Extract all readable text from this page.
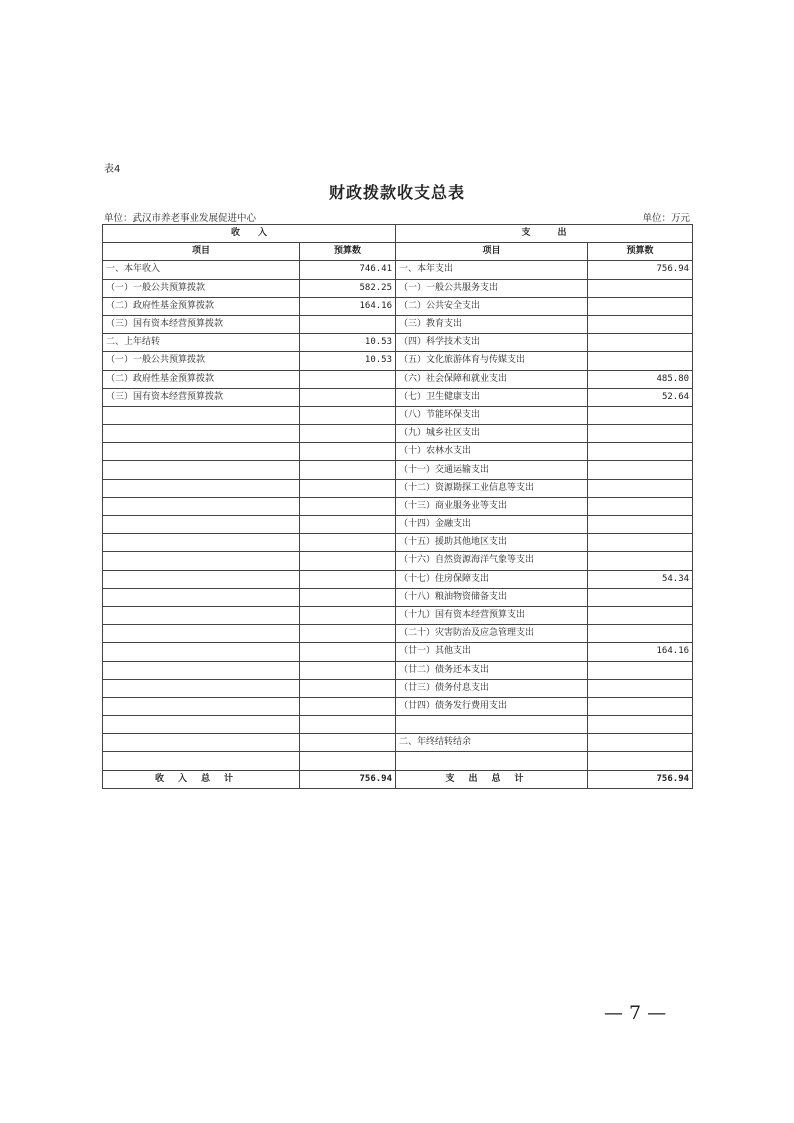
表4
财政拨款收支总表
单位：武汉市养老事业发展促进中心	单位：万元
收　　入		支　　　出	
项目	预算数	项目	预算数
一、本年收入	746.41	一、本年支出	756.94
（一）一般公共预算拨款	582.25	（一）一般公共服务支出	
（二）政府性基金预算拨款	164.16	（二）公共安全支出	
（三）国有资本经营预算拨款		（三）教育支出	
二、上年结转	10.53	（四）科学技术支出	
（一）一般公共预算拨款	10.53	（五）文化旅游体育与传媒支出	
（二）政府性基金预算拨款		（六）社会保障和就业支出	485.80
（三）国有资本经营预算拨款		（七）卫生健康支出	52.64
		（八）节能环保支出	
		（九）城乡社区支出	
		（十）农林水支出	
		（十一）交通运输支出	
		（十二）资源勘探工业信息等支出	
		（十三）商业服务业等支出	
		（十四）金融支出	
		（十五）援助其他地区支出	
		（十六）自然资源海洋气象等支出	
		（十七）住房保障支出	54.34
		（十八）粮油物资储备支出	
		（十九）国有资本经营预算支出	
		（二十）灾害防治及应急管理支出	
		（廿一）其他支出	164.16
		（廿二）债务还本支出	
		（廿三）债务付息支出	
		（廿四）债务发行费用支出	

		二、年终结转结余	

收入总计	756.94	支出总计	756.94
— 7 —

■ Directions ■
Omit the images and transcribe all of the records above word for word.

■ Response to this task ■
Extract all readable text from this page.
表4
财政拨款收支总表
单位：武汉市养老事业发展促进中心	单位：万元
收　　入		支　　　出	
项目	预算数	项目	预算数
一、本年收入	746.41	一、本年支出	756.94
（一）一般公共预算拨款	582.25	（一）一般公共服务支出	
（二）政府性基金预算拨款	164.16	（二）公共安全支出	
（三）国有资本经营预算拨款		（三）教育支出	
二、上年结转	10.53	（四）科学技术支出	
（一）一般公共预算拨款	10.53	（五）文化旅游体育与传媒支出	
（二）政府性基金预算拨款		（六）社会保障和就业支出	485.80
（三）国有资本经营预算拨款		（七）卫生健康支出	52.64
		（八）节能环保支出	
		（九）城乡社区支出	
		（十）农林水支出	
		（十一）交通运输支出	
		（十二）资源勘探工业信息等支出	
		（十三）商业服务业等支出	
		（十四）金融支出	
		（十五）援助其他地区支出	
		（十六）自然资源海洋气象等支出	
		（十七）住房保障支出	54.34
		（十八）粮油物资储备支出	
		（十九）国有资本经营预算支出	
		（二十）灾害防治及应急管理支出	
		（廿一）其他支出	164.16
		（廿二）债务还本支出	
		（廿三）债务付息支出	
		（廿四）债务发行费用支出	

		二、年终结转结余	

收入总计	756.94	支出总计	756.94
— 7 —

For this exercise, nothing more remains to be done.